» **Given problem**: Please print all of the material below, word for word.

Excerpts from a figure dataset
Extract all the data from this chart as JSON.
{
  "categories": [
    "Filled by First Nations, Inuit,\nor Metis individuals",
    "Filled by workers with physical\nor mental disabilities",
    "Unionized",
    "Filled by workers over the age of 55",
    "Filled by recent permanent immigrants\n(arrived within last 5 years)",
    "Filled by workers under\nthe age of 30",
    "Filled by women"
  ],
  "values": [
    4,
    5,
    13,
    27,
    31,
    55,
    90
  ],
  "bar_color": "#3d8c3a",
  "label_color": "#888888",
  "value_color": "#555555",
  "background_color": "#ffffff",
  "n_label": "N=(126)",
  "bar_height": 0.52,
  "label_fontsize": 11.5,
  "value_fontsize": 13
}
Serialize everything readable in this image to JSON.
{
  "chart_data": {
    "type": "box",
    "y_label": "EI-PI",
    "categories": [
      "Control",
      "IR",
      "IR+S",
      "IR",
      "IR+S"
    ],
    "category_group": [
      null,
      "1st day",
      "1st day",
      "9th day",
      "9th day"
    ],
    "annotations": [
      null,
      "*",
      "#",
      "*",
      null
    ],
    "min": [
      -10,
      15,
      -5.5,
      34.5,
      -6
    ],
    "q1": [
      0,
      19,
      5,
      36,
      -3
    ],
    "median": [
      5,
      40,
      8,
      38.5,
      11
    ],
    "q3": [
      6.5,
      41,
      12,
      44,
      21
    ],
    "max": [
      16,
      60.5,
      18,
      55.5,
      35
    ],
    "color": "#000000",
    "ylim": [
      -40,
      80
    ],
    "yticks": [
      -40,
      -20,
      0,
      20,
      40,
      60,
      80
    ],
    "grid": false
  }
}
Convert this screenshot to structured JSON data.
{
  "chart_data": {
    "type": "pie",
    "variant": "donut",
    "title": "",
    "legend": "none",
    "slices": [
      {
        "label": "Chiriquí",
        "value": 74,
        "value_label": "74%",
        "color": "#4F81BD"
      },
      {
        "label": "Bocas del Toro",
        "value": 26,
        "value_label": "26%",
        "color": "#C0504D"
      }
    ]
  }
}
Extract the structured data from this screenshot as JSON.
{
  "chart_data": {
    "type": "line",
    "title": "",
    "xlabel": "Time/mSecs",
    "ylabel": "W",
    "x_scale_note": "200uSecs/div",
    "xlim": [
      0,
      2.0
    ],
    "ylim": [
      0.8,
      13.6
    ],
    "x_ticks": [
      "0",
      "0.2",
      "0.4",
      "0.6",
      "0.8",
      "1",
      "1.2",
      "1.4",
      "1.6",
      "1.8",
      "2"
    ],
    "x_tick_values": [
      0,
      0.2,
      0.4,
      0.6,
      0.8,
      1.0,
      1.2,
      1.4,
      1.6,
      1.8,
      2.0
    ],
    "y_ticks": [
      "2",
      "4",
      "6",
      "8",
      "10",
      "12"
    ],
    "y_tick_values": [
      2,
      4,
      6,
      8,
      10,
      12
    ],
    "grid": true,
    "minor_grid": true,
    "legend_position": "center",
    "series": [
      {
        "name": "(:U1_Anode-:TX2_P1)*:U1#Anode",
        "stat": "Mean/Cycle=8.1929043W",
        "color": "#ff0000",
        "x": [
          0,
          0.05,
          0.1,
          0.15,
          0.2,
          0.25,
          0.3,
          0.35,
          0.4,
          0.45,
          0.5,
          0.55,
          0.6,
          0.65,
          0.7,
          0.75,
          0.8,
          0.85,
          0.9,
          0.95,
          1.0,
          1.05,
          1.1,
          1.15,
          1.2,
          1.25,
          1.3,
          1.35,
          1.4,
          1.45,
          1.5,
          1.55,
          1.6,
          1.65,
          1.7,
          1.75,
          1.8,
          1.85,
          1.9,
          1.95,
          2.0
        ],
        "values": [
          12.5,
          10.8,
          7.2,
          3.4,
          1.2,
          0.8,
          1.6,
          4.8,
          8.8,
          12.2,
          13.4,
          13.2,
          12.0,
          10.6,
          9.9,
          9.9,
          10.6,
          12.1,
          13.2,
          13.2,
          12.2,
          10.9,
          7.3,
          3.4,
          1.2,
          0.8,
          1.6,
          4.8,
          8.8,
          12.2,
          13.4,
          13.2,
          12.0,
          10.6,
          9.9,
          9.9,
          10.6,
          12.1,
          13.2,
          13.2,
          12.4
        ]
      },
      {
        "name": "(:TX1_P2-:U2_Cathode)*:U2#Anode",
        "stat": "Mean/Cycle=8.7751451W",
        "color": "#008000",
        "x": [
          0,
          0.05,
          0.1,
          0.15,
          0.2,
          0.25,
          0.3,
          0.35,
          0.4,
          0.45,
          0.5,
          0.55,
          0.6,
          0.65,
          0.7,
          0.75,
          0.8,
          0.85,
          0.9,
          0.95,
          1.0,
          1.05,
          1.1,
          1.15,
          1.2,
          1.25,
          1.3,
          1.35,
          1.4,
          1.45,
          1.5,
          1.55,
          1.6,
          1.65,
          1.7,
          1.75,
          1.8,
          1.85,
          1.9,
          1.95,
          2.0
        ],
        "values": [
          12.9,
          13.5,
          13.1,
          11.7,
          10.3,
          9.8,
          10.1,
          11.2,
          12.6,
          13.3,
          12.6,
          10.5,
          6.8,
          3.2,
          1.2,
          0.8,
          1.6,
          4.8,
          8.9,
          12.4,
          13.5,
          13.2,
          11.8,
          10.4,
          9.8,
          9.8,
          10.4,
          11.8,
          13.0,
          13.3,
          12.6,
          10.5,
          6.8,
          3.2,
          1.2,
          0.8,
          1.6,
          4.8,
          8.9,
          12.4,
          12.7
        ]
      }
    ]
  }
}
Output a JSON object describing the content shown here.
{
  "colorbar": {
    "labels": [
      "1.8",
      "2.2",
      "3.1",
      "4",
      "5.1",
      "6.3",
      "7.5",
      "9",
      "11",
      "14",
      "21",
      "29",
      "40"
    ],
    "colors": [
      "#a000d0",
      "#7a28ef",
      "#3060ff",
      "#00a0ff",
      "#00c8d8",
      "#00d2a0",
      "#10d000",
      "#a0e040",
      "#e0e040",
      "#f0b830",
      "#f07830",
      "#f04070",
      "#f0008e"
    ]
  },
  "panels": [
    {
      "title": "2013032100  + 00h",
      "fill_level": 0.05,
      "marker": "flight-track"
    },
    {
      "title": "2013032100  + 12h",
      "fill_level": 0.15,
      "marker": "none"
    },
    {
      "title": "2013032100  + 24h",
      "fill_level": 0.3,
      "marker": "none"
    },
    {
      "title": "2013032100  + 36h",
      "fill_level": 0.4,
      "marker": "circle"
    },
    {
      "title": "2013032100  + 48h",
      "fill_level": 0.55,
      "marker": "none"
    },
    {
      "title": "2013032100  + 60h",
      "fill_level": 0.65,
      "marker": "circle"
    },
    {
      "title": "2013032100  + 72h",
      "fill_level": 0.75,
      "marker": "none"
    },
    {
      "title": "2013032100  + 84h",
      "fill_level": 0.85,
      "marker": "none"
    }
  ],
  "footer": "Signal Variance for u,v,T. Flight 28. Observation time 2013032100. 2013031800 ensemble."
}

» **Result of the exercise**:
Extract all the data from this chart as JSON.
{
  "categories": [
    "Filled by First Nations, Inuit,\nor Metis individuals",
    "Filled by workers with physical\nor mental disabilities",
    "Unionized",
    "Filled by workers over the age of 55",
    "Filled by recent permanent immigrants\n(arrived within last 5 years)",
    "Filled by workers under\nthe age of 30",
    "Filled by women"
  ],
  "values": [
    4,
    5,
    13,
    27,
    31,
    55,
    90
  ],
  "bar_color": "#3d8c3a",
  "label_color": "#888888",
  "value_color": "#555555",
  "background_color": "#ffffff",
  "n_label": "N=(126)",
  "bar_height": 0.52,
  "label_fontsize": 11.5,
  "value_fontsize": 13
}
Serialize everything readable in this image to JSON.
{
  "chart_data": {
    "type": "box",
    "y_label": "EI-PI",
    "categories": [
      "Control",
      "IR",
      "IR+S",
      "IR",
      "IR+S"
    ],
    "category_group": [
      null,
      "1st day",
      "1st day",
      "9th day",
      "9th day"
    ],
    "annotations": [
      null,
      "*",
      "#",
      "*",
      null
    ],
    "min": [
      -10,
      15,
      -5.5,
      34.5,
      -6
    ],
    "q1": [
      0,
      19,
      5,
      36,
      -3
    ],
    "median": [
      5,
      40,
      8,
      38.5,
      11
    ],
    "q3": [
      6.5,
      41,
      12,
      44,
      21
    ],
    "max": [
      16,
      60.5,
      18,
      55.5,
      35
    ],
    "color": "#000000",
    "ylim": [
      -40,
      80
    ],
    "yticks": [
      -40,
      -20,
      0,
      20,
      40,
      60,
      80
    ],
    "grid": false
  }
}
Convert this screenshot to structured JSON data.
{
  "chart_data": {
    "type": "pie",
    "variant": "donut",
    "title": "",
    "legend": "none",
    "slices": [
      {
        "label": "Chiriquí",
        "value": 74,
        "value_label": "74%",
        "color": "#4F81BD"
      },
      {
        "label": "Bocas del Toro",
        "value": 26,
        "value_label": "26%",
        "color": "#C0504D"
      }
    ]
  }
}
Extract the structured data from this screenshot as JSON.
{
  "chart_data": {
    "type": "line",
    "title": "",
    "xlabel": "Time/mSecs",
    "ylabel": "W",
    "x_scale_note": "200uSecs/div",
    "xlim": [
      0,
      2.0
    ],
    "ylim": [
      0.8,
      13.6
    ],
    "x_ticks": [
      "0",
      "0.2",
      "0.4",
      "0.6",
      "0.8",
      "1",
      "1.2",
      "1.4",
      "1.6",
      "1.8",
      "2"
    ],
    "x_tick_values": [
      0,
      0.2,
      0.4,
      0.6,
      0.8,
      1.0,
      1.2,
      1.4,
      1.6,
      1.8,
      2.0
    ],
    "y_ticks": [
      "2",
      "4",
      "6",
      "8",
      "10",
      "12"
    ],
    "y_tick_values": [
      2,
      4,
      6,
      8,
      10,
      12
    ],
    "grid": true,
    "minor_grid": true,
    "legend_position": "center",
    "series": [
      {
        "name": "(:U1_Anode-:TX2_P1)*:U1#Anode",
        "stat": "Mean/Cycle=8.1929043W",
        "color": "#ff0000",
        "x": [
          0,
          0.05,
          0.1,
          0.15,
          0.2,
          0.25,
          0.3,
          0.35,
          0.4,
          0.45,
          0.5,
          0.55,
          0.6,
          0.65,
          0.7,
          0.75,
          0.8,
          0.85,
          0.9,
          0.95,
          1.0,
          1.05,
          1.1,
          1.15,
          1.2,
          1.25,
          1.3,
          1.35,
          1.4,
          1.45,
          1.5,
          1.55,
          1.6,
          1.65,
          1.7,
          1.75,
          1.8,
          1.85,
          1.9,
          1.95,
          2.0
        ],
        "values": [
          12.5,
          10.8,
          7.2,
          3.4,
          1.2,
          0.8,
          1.6,
          4.8,
          8.8,
          12.2,
          13.4,
          13.2,
          12.0,
          10.6,
          9.9,
          9.9,
          10.6,
          12.1,
          13.2,
          13.2,
          12.2,
          10.9,
          7.3,
          3.4,
          1.2,
          0.8,
          1.6,
          4.8,
          8.8,
          12.2,
          13.4,
          13.2,
          12.0,
          10.6,
          9.9,
          9.9,
          10.6,
          12.1,
          13.2,
          13.2,
          12.4
        ]
      },
      {
        "name": "(:TX1_P2-:U2_Cathode)*:U2#Anode",
        "stat": "Mean/Cycle=8.7751451W",
        "color": "#008000",
        "x": [
          0,
          0.05,
          0.1,
          0.15,
          0.2,
          0.25,
          0.3,
          0.35,
          0.4,
          0.45,
          0.5,
          0.55,
          0.6,
          0.65,
          0.7,
          0.75,
          0.8,
          0.85,
          0.9,
          0.95,
          1.0,
          1.05,
          1.1,
          1.15,
          1.2,
          1.25,
          1.3,
          1.35,
          1.4,
          1.45,
          1.5,
          1.55,
          1.6,
          1.65,
          1.7,
          1.75,
          1.8,
          1.85,
          1.9,
          1.95,
          2.0
        ],
        "values": [
          12.9,
          13.5,
          13.1,
          11.7,
          10.3,
          9.8,
          10.1,
          11.2,
          12.6,
          13.3,
          12.6,
          10.5,
          6.8,
          3.2,
          1.2,
          0.8,
          1.6,
          4.8,
          8.9,
          12.4,
          13.5,
          13.2,
          11.8,
          10.4,
          9.8,
          9.8,
          10.4,
          11.8,
          13.0,
          13.3,
          12.6,
          10.5,
          6.8,
          3.2,
          1.2,
          0.8,
          1.6,
          4.8,
          8.9,
          12.4,
          12.7
        ]
      }
    ]
  }
}
Output a JSON object describing the content shown here.
{
  "colorbar": {
    "labels": [
      "1.8",
      "2.2",
      "3.1",
      "4",
      "5.1",
      "6.3",
      "7.5",
      "9",
      "11",
      "14",
      "21",
      "29",
      "40"
    ],
    "colors": [
      "#a000d0",
      "#7a28ef",
      "#3060ff",
      "#00a0ff",
      "#00c8d8",
      "#00d2a0",
      "#10d000",
      "#a0e040",
      "#e0e040",
      "#f0b830",
      "#f07830",
      "#f04070",
      "#f0008e"
    ]
  },
  "panels": [
    {
      "title": "2013032100  + 00h",
      "fill_level": 0.05,
      "marker": "flight-track"
    },
    {
      "title": "2013032100  + 12h",
      "fill_level": 0.15,
      "marker": "none"
    },
    {
      "title": "2013032100  + 24h",
      "fill_level": 0.3,
      "marker": "none"
    },
    {
      "title": "2013032100  + 36h",
      "fill_level": 0.4,
      "marker": "circle"
    },
    {
      "title": "2013032100  + 48h",
      "fill_level": 0.55,
      "marker": "none"
    },
    {
      "title": "2013032100  + 60h",
      "fill_level": 0.65,
      "marker": "circle"
    },
    {
      "title": "2013032100  + 72h",
      "fill_level": 0.75,
      "marker": "none"
    },
    {
      "title": "2013032100  + 84h",
      "fill_level": 0.85,
      "marker": "none"
    }
  ],
  "footer": "Signal Variance for u,v,T. Flight 28. Observation time 2013032100. 2013031800 ensemble."
}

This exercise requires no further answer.